▶ **Records for the task**

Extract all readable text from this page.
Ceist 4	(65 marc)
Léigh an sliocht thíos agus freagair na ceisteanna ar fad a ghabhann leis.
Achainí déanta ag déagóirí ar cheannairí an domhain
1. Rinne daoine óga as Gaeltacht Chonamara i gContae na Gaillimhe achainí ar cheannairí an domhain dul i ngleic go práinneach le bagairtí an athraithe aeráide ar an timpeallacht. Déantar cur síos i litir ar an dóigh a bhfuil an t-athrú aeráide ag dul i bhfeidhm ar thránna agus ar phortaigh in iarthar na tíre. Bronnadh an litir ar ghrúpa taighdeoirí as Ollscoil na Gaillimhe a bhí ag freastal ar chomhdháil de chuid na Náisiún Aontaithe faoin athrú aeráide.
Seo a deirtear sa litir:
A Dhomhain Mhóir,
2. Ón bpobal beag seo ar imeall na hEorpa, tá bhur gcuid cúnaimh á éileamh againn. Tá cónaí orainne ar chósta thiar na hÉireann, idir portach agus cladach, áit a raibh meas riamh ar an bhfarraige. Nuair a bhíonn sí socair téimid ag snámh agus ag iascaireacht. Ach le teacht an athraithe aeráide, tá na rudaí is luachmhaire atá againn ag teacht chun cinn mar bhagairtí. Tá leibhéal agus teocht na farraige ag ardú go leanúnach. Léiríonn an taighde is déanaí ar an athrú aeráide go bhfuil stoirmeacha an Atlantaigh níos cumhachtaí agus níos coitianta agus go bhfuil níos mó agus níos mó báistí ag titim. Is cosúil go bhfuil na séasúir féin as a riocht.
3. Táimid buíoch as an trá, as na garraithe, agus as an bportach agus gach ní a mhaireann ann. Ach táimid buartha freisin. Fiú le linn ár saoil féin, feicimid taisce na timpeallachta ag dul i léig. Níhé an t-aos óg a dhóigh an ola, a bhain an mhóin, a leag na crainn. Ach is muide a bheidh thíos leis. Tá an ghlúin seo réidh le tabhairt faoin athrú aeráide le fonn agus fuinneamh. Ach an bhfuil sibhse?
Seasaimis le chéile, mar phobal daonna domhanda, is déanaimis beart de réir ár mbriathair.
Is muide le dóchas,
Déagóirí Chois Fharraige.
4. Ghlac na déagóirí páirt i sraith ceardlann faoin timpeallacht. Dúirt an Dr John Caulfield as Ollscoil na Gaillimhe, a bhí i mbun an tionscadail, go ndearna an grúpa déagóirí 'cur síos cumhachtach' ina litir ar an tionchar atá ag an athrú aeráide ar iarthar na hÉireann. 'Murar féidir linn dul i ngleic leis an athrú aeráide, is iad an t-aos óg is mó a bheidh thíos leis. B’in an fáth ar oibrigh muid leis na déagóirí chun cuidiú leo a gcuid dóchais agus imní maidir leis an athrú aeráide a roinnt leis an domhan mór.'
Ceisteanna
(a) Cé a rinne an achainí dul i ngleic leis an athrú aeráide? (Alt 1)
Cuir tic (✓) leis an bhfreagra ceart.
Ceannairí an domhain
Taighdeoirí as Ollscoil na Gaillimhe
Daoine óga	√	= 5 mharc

▶ **Set problem**
Provide the number of lines in these entries that hold the word "síos", without any accompanying text.

▶ **The reply**
2